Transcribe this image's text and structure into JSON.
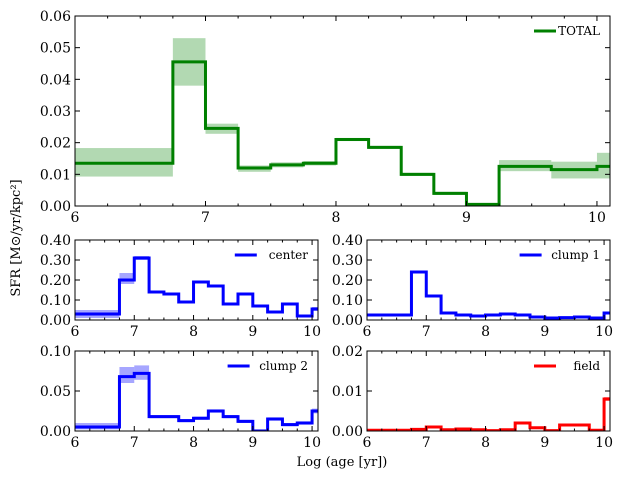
{
  "figure": {
    "xlabel": "Log (age [yr])",
    "ylabel": "SFR [M⊙/yr/kpc²]"
  },
  "chart_data": [
    {
      "id": "total",
      "type": "line",
      "step": true,
      "legend": "TOTAL",
      "color": "#008000",
      "xlim": [
        6,
        10.1
      ],
      "ylim": [
        0,
        0.06
      ],
      "xticks": [
        6,
        7,
        8,
        9,
        10
      ],
      "yticks": [
        0,
        0.01,
        0.02,
        0.03,
        0.04,
        0.05,
        0.06
      ],
      "xtick_labels": [
        "6",
        "7",
        "8",
        "9",
        "10"
      ],
      "ytick_labels": [
        "0.00",
        "0.01",
        "0.02",
        "0.03",
        "0.04",
        "0.05",
        "0.06"
      ],
      "edges": [
        6,
        6.75,
        7.0,
        7.25,
        7.5,
        7.75,
        8.0,
        8.25,
        8.5,
        8.75,
        9.0,
        9.25,
        9.65,
        10.0,
        10.1
      ],
      "values": [
        0.0135,
        0.0455,
        0.0245,
        0.012,
        0.013,
        0.0135,
        0.021,
        0.0185,
        0.01,
        0.004,
        0.0005,
        0.0125,
        0.0115,
        0.0125
      ],
      "band_lo": [
        0.0093,
        0.038,
        0.0228,
        0.0108,
        0.0122,
        0.0128,
        0.0205,
        0.018,
        0.0095,
        0.0035,
        0.0002,
        0.011,
        0.0087,
        0.0087
      ],
      "band_hi": [
        0.0183,
        0.053,
        0.026,
        0.0128,
        0.0138,
        0.0142,
        0.0215,
        0.019,
        0.0105,
        0.0045,
        0.0008,
        0.0145,
        0.014,
        0.0168
      ]
    },
    {
      "id": "center",
      "type": "line",
      "step": true,
      "legend": "center",
      "color": "#0000ff",
      "xlim": [
        6,
        10.1
      ],
      "ylim": [
        0,
        0.4
      ],
      "xticks": [
        6,
        7,
        8,
        9,
        10
      ],
      "yticks": [
        0,
        0.1,
        0.2,
        0.3,
        0.4
      ],
      "xtick_labels": [
        "6",
        "7",
        "8",
        "9",
        "10"
      ],
      "ytick_labels": [
        "0.00",
        "0.10",
        "0.20",
        "0.30",
        "0.40"
      ],
      "edges": [
        6,
        6.75,
        7.0,
        7.25,
        7.5,
        7.75,
        8.0,
        8.25,
        8.5,
        8.75,
        9.0,
        9.25,
        9.5,
        9.75,
        10.0,
        10.1
      ],
      "values": [
        0.03,
        0.2,
        0.31,
        0.14,
        0.13,
        0.09,
        0.19,
        0.17,
        0.08,
        0.13,
        0.07,
        0.04,
        0.08,
        0.02,
        0.055
      ],
      "band_lo": [
        0.01,
        0.18,
        0.3,
        0.135,
        0.125,
        0.085,
        0.185,
        0.165,
        0.075,
        0.125,
        0.065,
        0.035,
        0.075,
        0.015,
        0.045
      ],
      "band_hi": [
        0.05,
        0.235,
        0.32,
        0.145,
        0.135,
        0.095,
        0.195,
        0.175,
        0.085,
        0.135,
        0.075,
        0.045,
        0.085,
        0.025,
        0.065
      ]
    },
    {
      "id": "clump1",
      "type": "line",
      "step": true,
      "legend": "clump 1",
      "color": "#0000ff",
      "xlim": [
        6,
        10.1
      ],
      "ylim": [
        0,
        0.4
      ],
      "xticks": [
        6,
        7,
        8,
        9,
        10
      ],
      "yticks": [
        0,
        0.1,
        0.2,
        0.3,
        0.4
      ],
      "xtick_labels": [
        "6",
        "7",
        "8",
        "9",
        "10"
      ],
      "ytick_labels": [
        "0.00",
        "0.10",
        "0.20",
        "0.30",
        "0.40"
      ],
      "edges": [
        6,
        6.75,
        7.0,
        7.25,
        7.5,
        7.75,
        8.0,
        8.25,
        8.5,
        8.75,
        9.0,
        9.25,
        9.5,
        9.75,
        10.0,
        10.1
      ],
      "values": [
        0.025,
        0.24,
        0.12,
        0.035,
        0.025,
        0.02,
        0.025,
        0.03,
        0.025,
        0.015,
        0.01,
        0.012,
        0.015,
        0.01,
        0.035
      ],
      "band_lo": [
        0.022,
        0.235,
        0.115,
        0.03,
        0.022,
        0.018,
        0.022,
        0.027,
        0.022,
        0.012,
        0.008,
        0.01,
        0.012,
        0.008,
        0.03
      ],
      "band_hi": [
        0.028,
        0.245,
        0.125,
        0.04,
        0.028,
        0.022,
        0.028,
        0.033,
        0.028,
        0.018,
        0.012,
        0.014,
        0.018,
        0.012,
        0.04
      ]
    },
    {
      "id": "clump2",
      "type": "line",
      "step": true,
      "legend": "clump 2",
      "color": "#0000ff",
      "xlim": [
        6,
        10.1
      ],
      "ylim": [
        0,
        0.1
      ],
      "xticks": [
        6,
        7,
        8,
        9,
        10
      ],
      "yticks": [
        0,
        0.05,
        0.1
      ],
      "xtick_labels": [
        "6",
        "7",
        "8",
        "9",
        "10"
      ],
      "ytick_labels": [
        "0.00",
        "0.05",
        "0.10"
      ],
      "edges": [
        6,
        6.75,
        7.0,
        7.25,
        7.5,
        7.75,
        8.0,
        8.25,
        8.5,
        8.75,
        9.0,
        9.25,
        9.5,
        9.75,
        10.0,
        10.1
      ],
      "values": [
        0.005,
        0.068,
        0.072,
        0.018,
        0.018,
        0.013,
        0.016,
        0.025,
        0.018,
        0.012,
        0.0,
        0.015,
        0.008,
        0.01,
        0.025
      ],
      "band_lo": [
        0.002,
        0.06,
        0.064,
        0.016,
        0.016,
        0.011,
        0.014,
        0.023,
        0.016,
        0.01,
        0.0,
        0.013,
        0.006,
        0.008,
        0.022
      ],
      "band_hi": [
        0.01,
        0.08,
        0.082,
        0.02,
        0.02,
        0.015,
        0.018,
        0.027,
        0.02,
        0.014,
        0.002,
        0.017,
        0.01,
        0.012,
        0.028
      ]
    },
    {
      "id": "field",
      "type": "line",
      "step": true,
      "legend": "field",
      "color": "#ff0000",
      "xlim": [
        6,
        10.1
      ],
      "ylim": [
        0,
        0.02
      ],
      "xticks": [
        6,
        7,
        8,
        9,
        10
      ],
      "yticks": [
        0,
        0.01,
        0.02
      ],
      "xtick_labels": [
        "6",
        "7",
        "8",
        "9",
        "10"
      ],
      "ytick_labels": [
        "0.00",
        "0.01",
        "0.02"
      ],
      "edges": [
        6,
        6.75,
        7.0,
        7.25,
        7.5,
        7.75,
        8.0,
        8.25,
        8.5,
        8.75,
        9.0,
        9.25,
        9.5,
        9.75,
        10.0,
        10.1
      ],
      "values": [
        0.0002,
        0.0004,
        0.001,
        0.0003,
        0.0005,
        0.0003,
        0.0001,
        0.0003,
        0.002,
        0.0008,
        0.0001,
        0.0015,
        0.0015,
        0.0002,
        0.008
      ],
      "band_lo": [
        0.0001,
        0.0003,
        0.0009,
        0.0002,
        0.0004,
        0.0002,
        0.0,
        0.0002,
        0.0018,
        0.0007,
        0.0,
        0.0013,
        0.0013,
        0.0001,
        0.0075
      ],
      "band_hi": [
        0.0003,
        0.0005,
        0.0011,
        0.0004,
        0.0006,
        0.0004,
        0.0002,
        0.0004,
        0.0022,
        0.0009,
        0.0002,
        0.0017,
        0.0017,
        0.0003,
        0.0085
      ]
    }
  ]
}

----------------------------------------

Reproduce all of the data exactly; the pictures do not belong in the copy.

> WRITTEN SOLUTION
Transcribe this image's text and structure into JSON.
{
  "figure": {
    "xlabel": "Log (age [yr])",
    "ylabel": "SFR [M⊙/yr/kpc²]"
  },
  "chart_data": [
    {
      "id": "total",
      "type": "line",
      "step": true,
      "legend": "TOTAL",
      "color": "#008000",
      "xlim": [
        6,
        10.1
      ],
      "ylim": [
        0,
        0.06
      ],
      "xticks": [
        6,
        7,
        8,
        9,
        10
      ],
      "yticks": [
        0,
        0.01,
        0.02,
        0.03,
        0.04,
        0.05,
        0.06
      ],
      "xtick_labels": [
        "6",
        "7",
        "8",
        "9",
        "10"
      ],
      "ytick_labels": [
        "0.00",
        "0.01",
        "0.02",
        "0.03",
        "0.04",
        "0.05",
        "0.06"
      ],
      "edges": [
        6,
        6.75,
        7.0,
        7.25,
        7.5,
        7.75,
        8.0,
        8.25,
        8.5,
        8.75,
        9.0,
        9.25,
        9.65,
        10.0,
        10.1
      ],
      "values": [
        0.0135,
        0.0455,
        0.0245,
        0.012,
        0.013,
        0.0135,
        0.021,
        0.0185,
        0.01,
        0.004,
        0.0005,
        0.0125,
        0.0115,
        0.0125
      ],
      "band_lo": [
        0.0093,
        0.038,
        0.0228,
        0.0108,
        0.0122,
        0.0128,
        0.0205,
        0.018,
        0.0095,
        0.0035,
        0.0002,
        0.011,
        0.0087,
        0.0087
      ],
      "band_hi": [
        0.0183,
        0.053,
        0.026,
        0.0128,
        0.0138,
        0.0142,
        0.0215,
        0.019,
        0.0105,
        0.0045,
        0.0008,
        0.0145,
        0.014,
        0.0168
      ]
    },
    {
      "id": "center",
      "type": "line",
      "step": true,
      "legend": "center",
      "color": "#0000ff",
      "xlim": [
        6,
        10.1
      ],
      "ylim": [
        0,
        0.4
      ],
      "xticks": [
        6,
        7,
        8,
        9,
        10
      ],
      "yticks": [
        0,
        0.1,
        0.2,
        0.3,
        0.4
      ],
      "xtick_labels": [
        "6",
        "7",
        "8",
        "9",
        "10"
      ],
      "ytick_labels": [
        "0.00",
        "0.10",
        "0.20",
        "0.30",
        "0.40"
      ],
      "edges": [
        6,
        6.75,
        7.0,
        7.25,
        7.5,
        7.75,
        8.0,
        8.25,
        8.5,
        8.75,
        9.0,
        9.25,
        9.5,
        9.75,
        10.0,
        10.1
      ],
      "values": [
        0.03,
        0.2,
        0.31,
        0.14,
        0.13,
        0.09,
        0.19,
        0.17,
        0.08,
        0.13,
        0.07,
        0.04,
        0.08,
        0.02,
        0.055
      ],
      "band_lo": [
        0.01,
        0.18,
        0.3,
        0.135,
        0.125,
        0.085,
        0.185,
        0.165,
        0.075,
        0.125,
        0.065,
        0.035,
        0.075,
        0.015,
        0.045
      ],
      "band_hi": [
        0.05,
        0.235,
        0.32,
        0.145,
        0.135,
        0.095,
        0.195,
        0.175,
        0.085,
        0.135,
        0.075,
        0.045,
        0.085,
        0.025,
        0.065
      ]
    },
    {
      "id": "clump1",
      "type": "line",
      "step": true,
      "legend": "clump 1",
      "color": "#0000ff",
      "xlim": [
        6,
        10.1
      ],
      "ylim": [
        0,
        0.4
      ],
      "xticks": [
        6,
        7,
        8,
        9,
        10
      ],
      "yticks": [
        0,
        0.1,
        0.2,
        0.3,
        0.4
      ],
      "xtick_labels": [
        "6",
        "7",
        "8",
        "9",
        "10"
      ],
      "ytick_labels": [
        "0.00",
        "0.10",
        "0.20",
        "0.30",
        "0.40"
      ],
      "edges": [
        6,
        6.75,
        7.0,
        7.25,
        7.5,
        7.75,
        8.0,
        8.25,
        8.5,
        8.75,
        9.0,
        9.25,
        9.5,
        9.75,
        10.0,
        10.1
      ],
      "values": [
        0.025,
        0.24,
        0.12,
        0.035,
        0.025,
        0.02,
        0.025,
        0.03,
        0.025,
        0.015,
        0.01,
        0.012,
        0.015,
        0.01,
        0.035
      ],
      "band_lo": [
        0.022,
        0.235,
        0.115,
        0.03,
        0.022,
        0.018,
        0.022,
        0.027,
        0.022,
        0.012,
        0.008,
        0.01,
        0.012,
        0.008,
        0.03
      ],
      "band_hi": [
        0.028,
        0.245,
        0.125,
        0.04,
        0.028,
        0.022,
        0.028,
        0.033,
        0.028,
        0.018,
        0.012,
        0.014,
        0.018,
        0.012,
        0.04
      ]
    },
    {
      "id": "clump2",
      "type": "line",
      "step": true,
      "legend": "clump 2",
      "color": "#0000ff",
      "xlim": [
        6,
        10.1
      ],
      "ylim": [
        0,
        0.1
      ],
      "xticks": [
        6,
        7,
        8,
        9,
        10
      ],
      "yticks": [
        0,
        0.05,
        0.1
      ],
      "xtick_labels": [
        "6",
        "7",
        "8",
        "9",
        "10"
      ],
      "ytick_labels": [
        "0.00",
        "0.05",
        "0.10"
      ],
      "edges": [
        6,
        6.75,
        7.0,
        7.25,
        7.5,
        7.75,
        8.0,
        8.25,
        8.5,
        8.75,
        9.0,
        9.25,
        9.5,
        9.75,
        10.0,
        10.1
      ],
      "values": [
        0.005,
        0.068,
        0.072,
        0.018,
        0.018,
        0.013,
        0.016,
        0.025,
        0.018,
        0.012,
        0.0,
        0.015,
        0.008,
        0.01,
        0.025
      ],
      "band_lo": [
        0.002,
        0.06,
        0.064,
        0.016,
        0.016,
        0.011,
        0.014,
        0.023,
        0.016,
        0.01,
        0.0,
        0.013,
        0.006,
        0.008,
        0.022
      ],
      "band_hi": [
        0.01,
        0.08,
        0.082,
        0.02,
        0.02,
        0.015,
        0.018,
        0.027,
        0.02,
        0.014,
        0.002,
        0.017,
        0.01,
        0.012,
        0.028
      ]
    },
    {
      "id": "field",
      "type": "line",
      "step": true,
      "legend": "field",
      "color": "#ff0000",
      "xlim": [
        6,
        10.1
      ],
      "ylim": [
        0,
        0.02
      ],
      "xticks": [
        6,
        7,
        8,
        9,
        10
      ],
      "yticks": [
        0,
        0.01,
        0.02
      ],
      "xtick_labels": [
        "6",
        "7",
        "8",
        "9",
        "10"
      ],
      "ytick_labels": [
        "0.00",
        "0.01",
        "0.02"
      ],
      "edges": [
        6,
        6.75,
        7.0,
        7.25,
        7.5,
        7.75,
        8.0,
        8.25,
        8.5,
        8.75,
        9.0,
        9.25,
        9.5,
        9.75,
        10.0,
        10.1
      ],
      "values": [
        0.0002,
        0.0004,
        0.001,
        0.0003,
        0.0005,
        0.0003,
        0.0001,
        0.0003,
        0.002,
        0.0008,
        0.0001,
        0.0015,
        0.0015,
        0.0002,
        0.008
      ],
      "band_lo": [
        0.0001,
        0.0003,
        0.0009,
        0.0002,
        0.0004,
        0.0002,
        0.0,
        0.0002,
        0.0018,
        0.0007,
        0.0,
        0.0013,
        0.0013,
        0.0001,
        0.0075
      ],
      "band_hi": [
        0.0003,
        0.0005,
        0.0011,
        0.0004,
        0.0006,
        0.0004,
        0.0002,
        0.0004,
        0.0022,
        0.0009,
        0.0002,
        0.0017,
        0.0017,
        0.0003,
        0.0085
      ]
    }
  ]
}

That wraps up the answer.